(AIM)
Tally each line where the word "this" occurs, then give only the total.

========================

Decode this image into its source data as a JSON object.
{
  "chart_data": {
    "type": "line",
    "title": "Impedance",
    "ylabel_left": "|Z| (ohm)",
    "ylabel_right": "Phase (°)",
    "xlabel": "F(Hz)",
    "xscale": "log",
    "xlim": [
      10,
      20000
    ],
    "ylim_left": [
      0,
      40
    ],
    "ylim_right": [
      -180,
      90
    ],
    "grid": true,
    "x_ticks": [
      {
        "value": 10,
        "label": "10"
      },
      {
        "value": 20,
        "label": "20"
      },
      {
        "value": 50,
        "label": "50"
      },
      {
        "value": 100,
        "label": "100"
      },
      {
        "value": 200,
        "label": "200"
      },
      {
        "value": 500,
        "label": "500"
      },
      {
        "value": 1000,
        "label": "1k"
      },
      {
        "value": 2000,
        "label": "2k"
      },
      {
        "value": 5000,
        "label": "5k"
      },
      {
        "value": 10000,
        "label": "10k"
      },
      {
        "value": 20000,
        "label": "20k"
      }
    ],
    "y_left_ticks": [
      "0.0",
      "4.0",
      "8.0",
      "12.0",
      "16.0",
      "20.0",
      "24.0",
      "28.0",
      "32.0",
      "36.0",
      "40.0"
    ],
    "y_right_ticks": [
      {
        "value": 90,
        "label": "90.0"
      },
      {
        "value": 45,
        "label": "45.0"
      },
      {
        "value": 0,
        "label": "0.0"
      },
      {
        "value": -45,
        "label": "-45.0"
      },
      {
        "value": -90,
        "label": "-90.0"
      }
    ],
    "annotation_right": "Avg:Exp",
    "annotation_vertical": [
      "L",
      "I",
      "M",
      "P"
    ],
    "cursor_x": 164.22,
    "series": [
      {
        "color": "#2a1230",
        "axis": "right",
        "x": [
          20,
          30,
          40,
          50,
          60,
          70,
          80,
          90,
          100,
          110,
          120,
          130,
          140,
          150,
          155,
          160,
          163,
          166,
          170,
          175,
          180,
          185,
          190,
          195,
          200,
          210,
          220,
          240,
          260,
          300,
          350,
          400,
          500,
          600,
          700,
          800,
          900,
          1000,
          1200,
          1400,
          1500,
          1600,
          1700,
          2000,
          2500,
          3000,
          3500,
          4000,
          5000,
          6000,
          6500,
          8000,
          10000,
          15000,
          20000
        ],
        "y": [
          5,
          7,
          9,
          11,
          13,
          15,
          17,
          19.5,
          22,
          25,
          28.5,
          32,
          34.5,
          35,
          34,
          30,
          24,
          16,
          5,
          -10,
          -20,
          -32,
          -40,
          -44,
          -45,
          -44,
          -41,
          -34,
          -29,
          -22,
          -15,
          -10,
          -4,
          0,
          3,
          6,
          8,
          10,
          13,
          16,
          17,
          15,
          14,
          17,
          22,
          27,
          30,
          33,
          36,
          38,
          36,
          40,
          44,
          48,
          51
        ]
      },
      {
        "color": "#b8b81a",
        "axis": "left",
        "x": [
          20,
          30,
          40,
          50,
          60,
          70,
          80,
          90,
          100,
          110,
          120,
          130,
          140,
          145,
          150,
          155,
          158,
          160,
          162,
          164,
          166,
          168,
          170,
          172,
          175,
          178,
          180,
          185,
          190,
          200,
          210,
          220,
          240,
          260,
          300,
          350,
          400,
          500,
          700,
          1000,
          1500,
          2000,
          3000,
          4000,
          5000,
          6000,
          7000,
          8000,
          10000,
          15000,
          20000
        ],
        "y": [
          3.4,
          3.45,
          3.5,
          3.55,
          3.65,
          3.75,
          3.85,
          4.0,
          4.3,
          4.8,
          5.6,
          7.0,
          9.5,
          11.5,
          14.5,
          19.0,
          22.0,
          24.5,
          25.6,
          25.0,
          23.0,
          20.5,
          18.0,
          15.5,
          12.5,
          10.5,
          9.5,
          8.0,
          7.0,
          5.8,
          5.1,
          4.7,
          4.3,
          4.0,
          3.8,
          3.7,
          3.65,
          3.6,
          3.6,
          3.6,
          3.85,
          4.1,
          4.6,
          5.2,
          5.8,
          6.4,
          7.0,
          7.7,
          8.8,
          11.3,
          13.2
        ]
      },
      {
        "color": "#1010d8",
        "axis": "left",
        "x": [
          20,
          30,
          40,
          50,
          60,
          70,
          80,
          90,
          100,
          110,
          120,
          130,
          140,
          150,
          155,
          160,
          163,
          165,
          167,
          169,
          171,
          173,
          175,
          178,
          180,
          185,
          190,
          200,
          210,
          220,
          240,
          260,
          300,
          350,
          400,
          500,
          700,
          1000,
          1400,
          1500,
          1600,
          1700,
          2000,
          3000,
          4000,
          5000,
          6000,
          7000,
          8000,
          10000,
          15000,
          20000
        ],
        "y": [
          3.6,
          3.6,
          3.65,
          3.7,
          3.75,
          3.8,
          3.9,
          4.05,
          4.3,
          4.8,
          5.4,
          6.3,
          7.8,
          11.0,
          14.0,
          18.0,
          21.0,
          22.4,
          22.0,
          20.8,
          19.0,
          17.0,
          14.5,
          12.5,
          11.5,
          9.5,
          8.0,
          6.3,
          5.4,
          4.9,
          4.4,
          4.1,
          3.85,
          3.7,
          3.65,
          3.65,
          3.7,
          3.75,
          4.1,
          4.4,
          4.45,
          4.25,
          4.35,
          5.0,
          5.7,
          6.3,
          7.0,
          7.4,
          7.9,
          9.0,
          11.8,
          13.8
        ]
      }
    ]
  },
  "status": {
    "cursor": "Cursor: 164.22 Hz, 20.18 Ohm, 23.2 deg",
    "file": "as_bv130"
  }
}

========================

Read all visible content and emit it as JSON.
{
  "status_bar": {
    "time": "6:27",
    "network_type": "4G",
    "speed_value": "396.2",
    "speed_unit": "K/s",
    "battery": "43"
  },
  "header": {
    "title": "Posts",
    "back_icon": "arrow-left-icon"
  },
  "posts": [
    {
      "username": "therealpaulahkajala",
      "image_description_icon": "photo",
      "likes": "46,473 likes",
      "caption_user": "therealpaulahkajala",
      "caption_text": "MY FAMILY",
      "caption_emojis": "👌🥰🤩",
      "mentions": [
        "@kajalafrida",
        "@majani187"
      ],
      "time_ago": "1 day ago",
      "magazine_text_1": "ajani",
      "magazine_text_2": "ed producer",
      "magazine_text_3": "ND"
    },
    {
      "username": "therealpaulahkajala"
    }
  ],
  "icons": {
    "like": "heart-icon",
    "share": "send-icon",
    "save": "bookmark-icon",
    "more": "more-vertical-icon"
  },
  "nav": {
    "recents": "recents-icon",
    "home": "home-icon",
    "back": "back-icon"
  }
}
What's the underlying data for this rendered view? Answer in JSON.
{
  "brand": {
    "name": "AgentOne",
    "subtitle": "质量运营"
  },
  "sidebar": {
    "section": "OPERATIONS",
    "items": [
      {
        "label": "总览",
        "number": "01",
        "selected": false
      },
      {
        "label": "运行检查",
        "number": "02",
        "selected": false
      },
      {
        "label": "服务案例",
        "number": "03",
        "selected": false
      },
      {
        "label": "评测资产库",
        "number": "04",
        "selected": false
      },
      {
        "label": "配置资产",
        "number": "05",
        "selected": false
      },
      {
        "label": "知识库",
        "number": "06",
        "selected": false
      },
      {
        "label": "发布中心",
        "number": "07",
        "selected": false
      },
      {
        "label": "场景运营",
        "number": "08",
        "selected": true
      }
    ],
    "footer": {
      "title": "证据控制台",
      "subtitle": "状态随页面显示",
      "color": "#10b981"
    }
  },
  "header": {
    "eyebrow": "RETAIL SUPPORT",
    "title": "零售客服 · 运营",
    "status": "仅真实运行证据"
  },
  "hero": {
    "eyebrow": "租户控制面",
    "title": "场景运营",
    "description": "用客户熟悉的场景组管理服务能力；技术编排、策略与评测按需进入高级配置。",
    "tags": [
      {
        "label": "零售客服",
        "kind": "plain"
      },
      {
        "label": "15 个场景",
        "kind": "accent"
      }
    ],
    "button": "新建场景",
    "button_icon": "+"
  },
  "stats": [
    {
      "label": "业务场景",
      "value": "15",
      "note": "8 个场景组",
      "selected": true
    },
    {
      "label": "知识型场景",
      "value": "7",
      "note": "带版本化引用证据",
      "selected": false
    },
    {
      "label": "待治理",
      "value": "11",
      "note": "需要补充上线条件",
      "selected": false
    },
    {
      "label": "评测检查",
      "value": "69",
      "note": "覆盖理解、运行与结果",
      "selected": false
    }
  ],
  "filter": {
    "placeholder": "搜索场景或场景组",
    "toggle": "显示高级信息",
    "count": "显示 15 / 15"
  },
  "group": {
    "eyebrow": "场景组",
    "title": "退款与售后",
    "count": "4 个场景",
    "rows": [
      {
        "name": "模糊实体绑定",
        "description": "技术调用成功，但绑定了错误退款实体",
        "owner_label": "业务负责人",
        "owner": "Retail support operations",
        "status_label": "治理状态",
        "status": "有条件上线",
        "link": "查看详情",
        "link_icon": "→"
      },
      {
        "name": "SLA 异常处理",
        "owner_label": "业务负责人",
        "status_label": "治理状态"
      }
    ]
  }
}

========================

(SOLVED EXERCISE)
2